Dataset listings of figures
════════════════
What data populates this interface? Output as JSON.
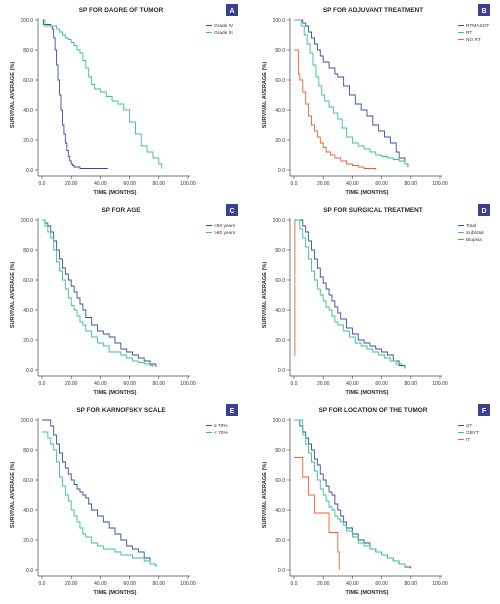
{
  "colors": {
    "dark_blue": "#3a4f9c",
    "teal": "#3bbf9d",
    "orange": "#f0612a",
    "purple_badge": "#3b3f8f",
    "axis": "#444444"
  },
  "chart_data": [
    {
      "type": "line",
      "badge": "A",
      "title": "SP FOR DAGRE OF TUMOR",
      "xlabel": "TIME (MONTHS)",
      "ylabel": "SURVIVAL AVERAGE (%)",
      "xlim": [
        0,
        100
      ],
      "ylim": [
        0,
        100
      ],
      "xticks": [
        "0.0",
        "20.00",
        "40.00",
        "60.00",
        "80.00",
        "100.00"
      ],
      "yticks": [
        "0.0",
        "20.0",
        "40.0",
        "60.0",
        "80.0",
        "100.0"
      ],
      "legend_position": "top-right",
      "series": [
        {
          "name": "Grade IV",
          "color": "#3a4f9c",
          "x": [
            0,
            1,
            2,
            4,
            6,
            7,
            8,
            9,
            10,
            11,
            12,
            13,
            14,
            15,
            16,
            17,
            18,
            19,
            20,
            21,
            22,
            24,
            26,
            30,
            45
          ],
          "y": [
            100,
            97,
            97,
            97,
            96,
            94,
            88,
            80,
            70,
            60,
            50,
            40,
            30,
            24,
            18,
            13,
            9,
            6,
            4,
            3,
            2,
            2,
            1,
            1,
            1
          ]
        },
        {
          "name": "Grade III",
          "color": "#3bbf9d",
          "x": [
            0,
            2,
            4,
            6,
            8,
            10,
            12,
            14,
            16,
            18,
            20,
            22,
            24,
            26,
            28,
            30,
            32,
            34,
            36,
            40,
            44,
            48,
            52,
            56,
            60,
            64,
            68,
            72,
            76,
            80,
            82
          ],
          "y": [
            100,
            96,
            96,
            96,
            96,
            94,
            92,
            90,
            88,
            87,
            85,
            83,
            80,
            78,
            73,
            68,
            62,
            57,
            54,
            52,
            49,
            46,
            44,
            40,
            32,
            24,
            16,
            12,
            8,
            4,
            1
          ]
        }
      ]
    },
    {
      "type": "line",
      "badge": "B",
      "title": "SP FOR ADJUVANT TREATMENT",
      "xlabel": "TIME (MONTHS)",
      "ylabel": "SURVIVAL AVERAGE (%)",
      "xlim": [
        0,
        100
      ],
      "ylim": [
        0,
        100
      ],
      "xticks": [
        "0.0",
        "20.00",
        "40.00",
        "60.00",
        "80.00",
        "100.00"
      ],
      "yticks": [
        "0.0",
        "20.0",
        "40.0",
        "60.0",
        "80.0",
        "100.0"
      ],
      "legend_position": "top-right",
      "series": [
        {
          "name": "RTMASOT",
          "color": "#3a4f9c",
          "x": [
            0,
            4,
            6,
            8,
            10,
            12,
            14,
            16,
            18,
            20,
            24,
            28,
            30,
            34,
            38,
            42,
            46,
            50,
            54,
            58,
            62,
            66,
            70,
            72,
            76,
            78
          ],
          "y": [
            100,
            100,
            98,
            96,
            92,
            88,
            84,
            80,
            76,
            72,
            68,
            64,
            62,
            56,
            50,
            44,
            40,
            36,
            30,
            26,
            22,
            18,
            12,
            8,
            4,
            2
          ]
        },
        {
          "name": "RT",
          "color": "#3bbf9d",
          "x": [
            0,
            3,
            5,
            7,
            9,
            11,
            13,
            15,
            17,
            19,
            21,
            24,
            27,
            30,
            33,
            36,
            40,
            44,
            48,
            52,
            56,
            60,
            64,
            68,
            72,
            76,
            78
          ],
          "y": [
            100,
            100,
            96,
            90,
            84,
            78,
            70,
            62,
            56,
            50,
            46,
            42,
            38,
            34,
            28,
            22,
            18,
            16,
            14,
            12,
            10,
            9,
            8,
            7,
            6,
            4,
            3
          ]
        },
        {
          "name": "NO RT",
          "color": "#f0612a",
          "x": [
            0,
            2,
            3,
            4,
            6,
            8,
            10,
            12,
            14,
            16,
            18,
            20,
            22,
            25,
            28,
            32,
            36,
            40,
            44,
            48,
            52,
            56
          ],
          "y": [
            80,
            80,
            64,
            60,
            52,
            44,
            36,
            30,
            26,
            22,
            18,
            15,
            12,
            10,
            8,
            6,
            4,
            3,
            2,
            1,
            1,
            0
          ]
        }
      ]
    },
    {
      "type": "line",
      "badge": "C",
      "title": "SP FOR AGE",
      "xlabel": "TIME (MONTHS)",
      "ylabel": "SURVIVAL AVERAGE (%)",
      "xlim": [
        0,
        100
      ],
      "ylim": [
        0,
        100
      ],
      "xticks": [
        "0.0",
        "20.00",
        "40.00",
        "60.00",
        "80.00",
        "100.00"
      ],
      "yticks": [
        "0.0",
        "20.0",
        "40.0",
        "60.0",
        "80.0",
        "100.0"
      ],
      "legend_position": "top-right",
      "series": [
        {
          "name": "<60 years",
          "color": "#3a4f9c",
          "x": [
            0,
            2,
            4,
            6,
            8,
            10,
            12,
            14,
            16,
            18,
            20,
            22,
            24,
            26,
            28,
            30,
            34,
            38,
            42,
            46,
            50,
            54,
            58,
            62,
            66,
            70,
            74,
            78
          ],
          "y": [
            100,
            98,
            96,
            92,
            86,
            80,
            74,
            68,
            64,
            60,
            56,
            52,
            48,
            44,
            40,
            35,
            30,
            26,
            24,
            22,
            18,
            14,
            12,
            10,
            8,
            6,
            4,
            2
          ]
        },
        {
          "name": ">60 years",
          "color": "#3bbf9d",
          "x": [
            0,
            2,
            4,
            6,
            8,
            10,
            12,
            14,
            16,
            18,
            20,
            22,
            24,
            26,
            28,
            30,
            34,
            38,
            42,
            46,
            50,
            54,
            58,
            62,
            66,
            70,
            74,
            76
          ],
          "y": [
            100,
            96,
            92,
            88,
            80,
            72,
            66,
            60,
            54,
            48,
            43,
            40,
            36,
            32,
            30,
            26,
            22,
            18,
            16,
            12,
            12,
            10,
            8,
            6,
            5,
            4,
            3,
            2
          ]
        }
      ]
    },
    {
      "type": "line",
      "badge": "D",
      "title": "SP FOR SURGICAL TREATMENT",
      "xlabel": "TIME (MONTHS)",
      "ylabel": "SURVIVAL AVERAGE (%)",
      "xlim": [
        0,
        100
      ],
      "ylim": [
        0,
        100
      ],
      "xticks": [
        "0.0",
        "20.00",
        "40.00",
        "60.00",
        "80.00",
        "100.00"
      ],
      "yticks": [
        "0.0",
        "20.0",
        "40.0",
        "60.0",
        "80.0",
        "100.0"
      ],
      "legend_position": "top-right",
      "series": [
        {
          "name": "Total",
          "color": "#3a4f9c",
          "x": [
            0,
            4,
            6,
            8,
            10,
            12,
            14,
            16,
            18,
            20,
            22,
            24,
            26,
            28,
            30,
            32,
            36,
            40,
            44,
            48,
            52,
            56,
            60,
            64,
            68,
            72,
            76
          ],
          "y": [
            100,
            100,
            96,
            92,
            86,
            80,
            74,
            68,
            62,
            58,
            54,
            50,
            46,
            42,
            38,
            34,
            28,
            24,
            20,
            18,
            16,
            14,
            12,
            10,
            6,
            3,
            1
          ]
        },
        {
          "name": "Subtotal",
          "color": "#3bbf9d",
          "x": [
            0,
            2,
            4,
            6,
            8,
            10,
            12,
            14,
            16,
            18,
            20,
            22,
            24,
            26,
            28,
            30,
            34,
            38,
            42,
            46,
            50,
            54,
            58,
            62,
            66,
            70,
            74
          ],
          "y": [
            100,
            100,
            94,
            88,
            82,
            74,
            66,
            60,
            54,
            50,
            46,
            42,
            40,
            36,
            32,
            30,
            26,
            22,
            18,
            16,
            14,
            12,
            10,
            8,
            6,
            4,
            2
          ]
        },
        {
          "name": "Biopsia",
          "color": "#f0612a",
          "x": [
            0,
            0.3,
            0.6,
            0.6
          ],
          "y": [
            10,
            10,
            10,
            100
          ]
        }
      ]
    },
    {
      "type": "line",
      "badge": "E",
      "title": "SP FOR KARNOFSKY SCALE",
      "xlabel": "TIME (MONTHS)",
      "ylabel": "SURVIVAL AVERAGE (%)",
      "xlim": [
        0,
        100
      ],
      "ylim": [
        0,
        100
      ],
      "xticks": [
        "0.0",
        "20.00",
        "40.00",
        "60.00",
        "80.00",
        "100.00"
      ],
      "yticks": [
        "0.0",
        "20.0",
        "40.0",
        "60.0",
        "80.0",
        "100.0"
      ],
      "legend_position": "top-right",
      "series": [
        {
          "name": "≥ 70%",
          "color": "#3a4f9c",
          "x": [
            0,
            4,
            6,
            8,
            10,
            12,
            14,
            16,
            18,
            20,
            22,
            24,
            26,
            28,
            30,
            32,
            34,
            38,
            42,
            46,
            50,
            54,
            58,
            62,
            66,
            70,
            74,
            78
          ],
          "y": [
            100,
            100,
            96,
            90,
            84,
            78,
            72,
            68,
            64,
            60,
            57,
            54,
            52,
            50,
            48,
            44,
            40,
            36,
            32,
            28,
            24,
            20,
            16,
            14,
            12,
            8,
            4,
            2
          ]
        },
        {
          "name": "< 70%",
          "color": "#3bbf9d",
          "x": [
            0,
            2,
            4,
            6,
            8,
            10,
            12,
            14,
            16,
            18,
            20,
            22,
            24,
            26,
            28,
            30,
            34,
            38,
            42,
            46,
            50,
            54,
            58,
            62,
            66,
            70,
            74,
            78
          ],
          "y": [
            92,
            92,
            88,
            84,
            80,
            72,
            62,
            56,
            50,
            46,
            40,
            36,
            32,
            28,
            24,
            22,
            18,
            16,
            14,
            14,
            12,
            10,
            10,
            8,
            8,
            6,
            4,
            2
          ]
        }
      ]
    },
    {
      "type": "line",
      "badge": "F",
      "title": "SP FOR LOCATION OF THE TUMOR",
      "xlabel": "TIME (MONTHS)",
      "ylabel": "SURVIVAL AVERAGE (%)",
      "xlim": [
        0,
        100
      ],
      "ylim": [
        0,
        100
      ],
      "xticks": [
        "0.0",
        "20.00",
        "40.00",
        "60.00",
        "80.00",
        "100.00"
      ],
      "yticks": [
        "0.0",
        "20.0",
        "40.0",
        "60.0",
        "80.0",
        "100.0"
      ],
      "legend_position": "top-right",
      "series": [
        {
          "name": "ST",
          "color": "#3a4f9c",
          "x": [
            0,
            2,
            4,
            6,
            8,
            10,
            12,
            14,
            16,
            18,
            20,
            22,
            24,
            26,
            28,
            30,
            32,
            34,
            36,
            40,
            44,
            48,
            52,
            56,
            60,
            64,
            68,
            72,
            76,
            80
          ],
          "y": [
            100,
            100,
            96,
            92,
            88,
            84,
            80,
            74,
            70,
            64,
            60,
            56,
            52,
            50,
            44,
            40,
            36,
            32,
            28,
            24,
            20,
            18,
            14,
            12,
            10,
            8,
            6,
            4,
            2,
            1
          ]
        },
        {
          "name": "GBYT",
          "color": "#3bbf9d",
          "x": [
            0,
            4,
            6,
            8,
            10,
            12,
            14,
            16,
            18,
            20,
            22,
            24,
            26,
            28,
            30,
            32,
            34,
            36,
            40,
            44,
            48,
            52,
            56,
            60,
            64,
            68,
            72,
            76
          ],
          "y": [
            100,
            100,
            90,
            84,
            78,
            72,
            66,
            60,
            54,
            50,
            46,
            42,
            40,
            36,
            34,
            32,
            30,
            26,
            22,
            18,
            16,
            14,
            12,
            10,
            8,
            6,
            4,
            2
          ]
        },
        {
          "name": "IT",
          "color": "#f0612a",
          "x": [
            0,
            4,
            6,
            8,
            10,
            12,
            14,
            16,
            18,
            20,
            22,
            24,
            26,
            28,
            30,
            31
          ],
          "y": [
            75,
            75,
            62,
            62,
            50,
            50,
            38,
            38,
            38,
            38,
            38,
            25,
            25,
            25,
            12,
            0
          ]
        }
      ]
    }
  ]
}
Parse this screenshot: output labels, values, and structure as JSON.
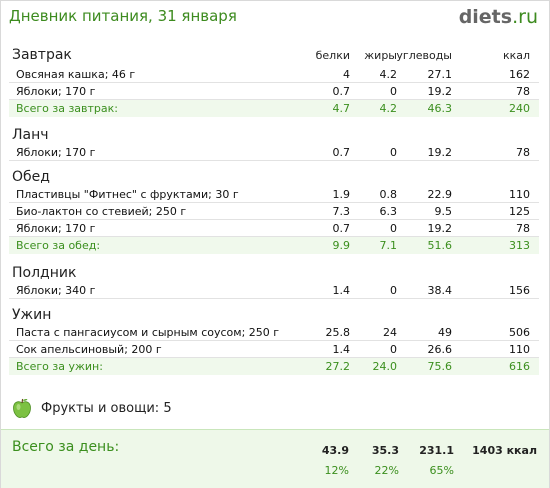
{
  "header": {
    "title": "Дневник питания, 31 января",
    "logo_main": "diets",
    "logo_tld": ".ru"
  },
  "columns": [
    "белки",
    "жиры",
    "углеводы",
    "ккал"
  ],
  "meals": [
    {
      "name": "Завтрак",
      "items": [
        {
          "name": "Овсяная кашка; 46 г",
          "protein": "4",
          "fat": "4.2",
          "carbs": "27.1",
          "kcal": "162"
        },
        {
          "name": "Яблоки; 170 г",
          "protein": "0.7",
          "fat": "0",
          "carbs": "19.2",
          "kcal": "78"
        }
      ],
      "total": {
        "label": "Всего за завтрак:",
        "protein": "4.7",
        "fat": "4.2",
        "carbs": "46.3",
        "kcal": "240"
      }
    },
    {
      "name": "Ланч",
      "items": [
        {
          "name": "Яблоки; 170 г",
          "protein": "0.7",
          "fat": "0",
          "carbs": "19.2",
          "kcal": "78"
        }
      ]
    },
    {
      "name": "Обед",
      "items": [
        {
          "name": "Пластивцы \"Фитнес\" с фруктами; 30 г",
          "protein": "1.9",
          "fat": "0.8",
          "carbs": "22.9",
          "kcal": "110"
        },
        {
          "name": "Био-лактон со стевией; 250 г",
          "protein": "7.3",
          "fat": "6.3",
          "carbs": "9.5",
          "kcal": "125"
        },
        {
          "name": "Яблоки; 170 г",
          "protein": "0.7",
          "fat": "0",
          "carbs": "19.2",
          "kcal": "78"
        }
      ],
      "total": {
        "label": "Всего за обед:",
        "protein": "9.9",
        "fat": "7.1",
        "carbs": "51.6",
        "kcal": "313"
      }
    },
    {
      "name": "Полдник",
      "items": [
        {
          "name": "Яблоки; 340 г",
          "protein": "1.4",
          "fat": "0",
          "carbs": "38.4",
          "kcal": "156"
        }
      ]
    },
    {
      "name": "Ужин",
      "items": [
        {
          "name": "Паста с пангасиусом и сырным соусом; 250 г",
          "protein": "25.8",
          "fat": "24",
          "carbs": "49",
          "kcal": "506"
        },
        {
          "name": "Сок апельсиновый; 200 г",
          "protein": "1.4",
          "fat": "0",
          "carbs": "26.6",
          "kcal": "110"
        }
      ],
      "total": {
        "label": "Всего за ужин:",
        "protein": "27.2",
        "fat": "24.0",
        "carbs": "75.6",
        "kcal": "616"
      }
    }
  ],
  "fruits": {
    "label": "Фрукты и овощи: 5",
    "icon": "green-apple-icon",
    "apple_color": "#7cc142"
  },
  "day_total": {
    "label": "Всего за день:",
    "protein": "43.9",
    "fat": "35.3",
    "carbs": "231.1",
    "kcal": "1403 ккал",
    "protein_pct": "12%",
    "fat_pct": "22%",
    "carbs_pct": "65%"
  },
  "colors": {
    "accent": "#3b8f1e",
    "total_bg": "#f0f9ec"
  }
}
════════════════
=== To do ===
Retrieve all lines from the data that contain the string "title".

=== Output for this exercise ===
      "title": "SP FOR DAGRE OF TUMOR",
      "title": "SP FOR ADJUVANT TREATMENT",
      "title": "SP FOR AGE",
      "title": "SP FOR SURGICAL TREATMENT",
      "title": "SP FOR KARNOFSKY SCALE",
      "title": "SP FOR LOCATION OF THE TUMOR",
    "title": "Дневник питания, 31 января",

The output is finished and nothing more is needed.